Written task
Pick out each line in these entries that contains the string "xlabel".

Stored data
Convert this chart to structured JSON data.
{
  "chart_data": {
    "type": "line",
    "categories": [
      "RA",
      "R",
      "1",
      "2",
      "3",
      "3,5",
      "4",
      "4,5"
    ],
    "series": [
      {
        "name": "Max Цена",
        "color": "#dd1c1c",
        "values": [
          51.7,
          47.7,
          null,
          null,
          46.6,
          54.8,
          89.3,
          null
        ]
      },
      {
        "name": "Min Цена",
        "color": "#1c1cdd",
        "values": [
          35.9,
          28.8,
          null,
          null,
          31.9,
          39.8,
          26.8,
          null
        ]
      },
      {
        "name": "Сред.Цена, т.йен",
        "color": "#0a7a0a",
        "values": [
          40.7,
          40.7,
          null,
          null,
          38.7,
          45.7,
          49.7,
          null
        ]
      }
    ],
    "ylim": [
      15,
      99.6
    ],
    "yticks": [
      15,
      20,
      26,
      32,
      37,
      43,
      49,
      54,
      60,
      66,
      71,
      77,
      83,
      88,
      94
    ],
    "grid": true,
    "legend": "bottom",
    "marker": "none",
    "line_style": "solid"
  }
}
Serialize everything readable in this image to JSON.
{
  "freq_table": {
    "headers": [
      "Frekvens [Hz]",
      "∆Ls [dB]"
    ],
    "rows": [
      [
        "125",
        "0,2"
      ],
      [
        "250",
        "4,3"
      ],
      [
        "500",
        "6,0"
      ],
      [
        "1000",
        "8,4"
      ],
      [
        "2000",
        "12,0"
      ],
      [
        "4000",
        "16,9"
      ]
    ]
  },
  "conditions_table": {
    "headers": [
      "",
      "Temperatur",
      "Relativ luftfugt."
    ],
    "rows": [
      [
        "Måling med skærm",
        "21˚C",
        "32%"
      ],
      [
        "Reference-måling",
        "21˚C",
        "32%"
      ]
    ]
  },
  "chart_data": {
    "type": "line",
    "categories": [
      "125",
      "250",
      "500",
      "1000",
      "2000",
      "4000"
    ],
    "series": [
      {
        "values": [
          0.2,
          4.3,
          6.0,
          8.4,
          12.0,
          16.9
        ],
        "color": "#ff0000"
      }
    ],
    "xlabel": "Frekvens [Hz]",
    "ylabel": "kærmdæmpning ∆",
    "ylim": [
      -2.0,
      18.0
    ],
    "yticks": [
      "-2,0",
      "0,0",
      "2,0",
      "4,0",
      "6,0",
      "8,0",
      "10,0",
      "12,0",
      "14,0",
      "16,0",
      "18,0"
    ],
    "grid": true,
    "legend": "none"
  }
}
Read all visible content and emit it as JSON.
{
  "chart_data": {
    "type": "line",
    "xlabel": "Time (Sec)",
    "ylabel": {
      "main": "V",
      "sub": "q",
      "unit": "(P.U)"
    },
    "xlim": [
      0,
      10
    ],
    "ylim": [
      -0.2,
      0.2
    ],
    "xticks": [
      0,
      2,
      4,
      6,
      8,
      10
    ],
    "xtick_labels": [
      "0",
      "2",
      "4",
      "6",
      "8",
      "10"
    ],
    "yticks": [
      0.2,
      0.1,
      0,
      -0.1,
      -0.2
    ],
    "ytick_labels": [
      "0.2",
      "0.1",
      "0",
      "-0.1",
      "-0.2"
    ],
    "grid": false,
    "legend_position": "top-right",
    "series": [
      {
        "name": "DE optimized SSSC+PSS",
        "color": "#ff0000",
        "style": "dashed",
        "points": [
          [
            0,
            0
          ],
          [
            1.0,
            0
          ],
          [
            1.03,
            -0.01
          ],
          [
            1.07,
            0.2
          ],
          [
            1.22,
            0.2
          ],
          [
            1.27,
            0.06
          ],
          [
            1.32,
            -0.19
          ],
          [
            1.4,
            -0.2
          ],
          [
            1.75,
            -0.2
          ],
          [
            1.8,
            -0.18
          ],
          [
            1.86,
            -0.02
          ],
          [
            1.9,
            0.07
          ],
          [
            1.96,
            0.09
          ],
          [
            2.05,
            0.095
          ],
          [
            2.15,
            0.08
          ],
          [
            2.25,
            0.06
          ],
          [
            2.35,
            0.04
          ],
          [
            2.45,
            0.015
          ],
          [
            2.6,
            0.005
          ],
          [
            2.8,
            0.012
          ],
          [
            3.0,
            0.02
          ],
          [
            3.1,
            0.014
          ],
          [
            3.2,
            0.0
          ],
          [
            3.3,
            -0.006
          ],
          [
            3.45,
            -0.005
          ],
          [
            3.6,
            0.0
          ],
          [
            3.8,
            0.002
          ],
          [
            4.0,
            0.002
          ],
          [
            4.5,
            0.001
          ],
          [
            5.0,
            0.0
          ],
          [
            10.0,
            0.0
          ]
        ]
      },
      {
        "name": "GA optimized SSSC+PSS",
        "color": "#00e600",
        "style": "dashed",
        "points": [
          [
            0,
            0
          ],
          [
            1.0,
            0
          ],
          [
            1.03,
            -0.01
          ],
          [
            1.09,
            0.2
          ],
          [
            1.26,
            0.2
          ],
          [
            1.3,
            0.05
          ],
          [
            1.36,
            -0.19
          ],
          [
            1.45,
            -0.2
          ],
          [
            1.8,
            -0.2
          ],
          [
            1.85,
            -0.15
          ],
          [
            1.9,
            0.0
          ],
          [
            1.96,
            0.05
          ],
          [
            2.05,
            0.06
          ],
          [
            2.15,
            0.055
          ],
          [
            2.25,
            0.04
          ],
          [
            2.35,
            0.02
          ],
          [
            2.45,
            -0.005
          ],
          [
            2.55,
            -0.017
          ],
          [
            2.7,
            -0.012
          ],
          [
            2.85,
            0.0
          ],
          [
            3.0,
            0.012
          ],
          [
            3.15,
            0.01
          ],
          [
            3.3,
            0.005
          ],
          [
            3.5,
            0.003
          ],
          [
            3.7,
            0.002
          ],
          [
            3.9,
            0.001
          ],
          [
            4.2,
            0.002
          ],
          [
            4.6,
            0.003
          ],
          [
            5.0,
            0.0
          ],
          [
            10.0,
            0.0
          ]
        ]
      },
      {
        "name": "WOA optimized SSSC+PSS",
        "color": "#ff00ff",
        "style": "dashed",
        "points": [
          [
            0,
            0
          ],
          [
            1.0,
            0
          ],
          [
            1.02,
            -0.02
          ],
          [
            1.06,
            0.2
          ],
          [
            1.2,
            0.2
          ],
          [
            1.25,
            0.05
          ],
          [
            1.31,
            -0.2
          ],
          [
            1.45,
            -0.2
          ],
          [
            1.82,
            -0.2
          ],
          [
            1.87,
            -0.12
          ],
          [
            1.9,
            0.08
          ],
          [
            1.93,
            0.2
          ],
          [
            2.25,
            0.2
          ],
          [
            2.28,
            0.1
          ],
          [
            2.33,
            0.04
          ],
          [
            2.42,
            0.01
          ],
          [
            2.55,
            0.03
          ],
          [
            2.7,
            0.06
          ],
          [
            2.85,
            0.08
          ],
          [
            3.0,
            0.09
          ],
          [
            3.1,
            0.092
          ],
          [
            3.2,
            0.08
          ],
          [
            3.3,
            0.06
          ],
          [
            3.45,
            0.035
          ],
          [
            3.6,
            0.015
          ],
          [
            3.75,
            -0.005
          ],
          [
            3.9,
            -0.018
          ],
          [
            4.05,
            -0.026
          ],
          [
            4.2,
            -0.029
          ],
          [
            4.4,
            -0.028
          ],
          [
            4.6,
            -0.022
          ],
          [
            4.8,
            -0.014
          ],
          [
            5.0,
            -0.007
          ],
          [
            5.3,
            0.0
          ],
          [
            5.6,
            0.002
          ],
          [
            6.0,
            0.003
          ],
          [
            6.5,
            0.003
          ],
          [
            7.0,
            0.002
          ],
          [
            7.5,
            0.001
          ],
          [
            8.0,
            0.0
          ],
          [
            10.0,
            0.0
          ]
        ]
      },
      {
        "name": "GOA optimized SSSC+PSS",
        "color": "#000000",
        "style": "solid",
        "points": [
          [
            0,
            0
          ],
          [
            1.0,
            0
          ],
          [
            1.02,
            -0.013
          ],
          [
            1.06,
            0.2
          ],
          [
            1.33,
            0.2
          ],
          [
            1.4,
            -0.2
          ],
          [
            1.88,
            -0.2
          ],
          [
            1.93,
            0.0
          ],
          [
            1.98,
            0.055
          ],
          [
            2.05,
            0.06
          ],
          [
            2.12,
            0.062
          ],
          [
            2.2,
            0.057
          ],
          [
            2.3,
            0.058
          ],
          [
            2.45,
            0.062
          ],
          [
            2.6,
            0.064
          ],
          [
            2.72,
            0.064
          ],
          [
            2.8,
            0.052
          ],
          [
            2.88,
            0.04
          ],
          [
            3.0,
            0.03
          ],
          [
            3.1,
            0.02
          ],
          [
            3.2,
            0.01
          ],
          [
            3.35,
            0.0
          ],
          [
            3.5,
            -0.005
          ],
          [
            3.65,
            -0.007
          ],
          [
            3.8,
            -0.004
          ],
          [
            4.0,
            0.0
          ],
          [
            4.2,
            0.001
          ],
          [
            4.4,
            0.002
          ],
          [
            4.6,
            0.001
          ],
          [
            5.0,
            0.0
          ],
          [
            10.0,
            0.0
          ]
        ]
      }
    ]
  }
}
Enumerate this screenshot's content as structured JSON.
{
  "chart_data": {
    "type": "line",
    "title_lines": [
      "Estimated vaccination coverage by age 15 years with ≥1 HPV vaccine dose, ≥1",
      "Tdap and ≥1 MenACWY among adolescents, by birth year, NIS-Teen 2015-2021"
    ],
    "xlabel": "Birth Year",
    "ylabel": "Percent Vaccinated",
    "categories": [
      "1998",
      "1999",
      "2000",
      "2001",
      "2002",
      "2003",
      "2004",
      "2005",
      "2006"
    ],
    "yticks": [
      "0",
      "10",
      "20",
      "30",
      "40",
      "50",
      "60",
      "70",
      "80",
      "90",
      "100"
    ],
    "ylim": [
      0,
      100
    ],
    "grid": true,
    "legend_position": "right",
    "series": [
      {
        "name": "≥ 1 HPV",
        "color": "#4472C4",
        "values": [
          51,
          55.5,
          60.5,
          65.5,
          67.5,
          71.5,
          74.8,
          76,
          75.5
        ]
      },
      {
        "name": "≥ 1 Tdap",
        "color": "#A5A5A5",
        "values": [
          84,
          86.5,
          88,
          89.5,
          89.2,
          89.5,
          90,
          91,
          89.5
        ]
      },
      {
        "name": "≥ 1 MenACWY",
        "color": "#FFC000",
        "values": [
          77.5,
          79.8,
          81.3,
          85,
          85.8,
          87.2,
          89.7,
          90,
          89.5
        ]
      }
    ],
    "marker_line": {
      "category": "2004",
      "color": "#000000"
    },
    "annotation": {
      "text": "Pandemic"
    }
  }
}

Answer in full
    "xlabel": "Frekvens [Hz]",
    "xlabel": "Time (Sec)",
    "xlabel": "Birth Year",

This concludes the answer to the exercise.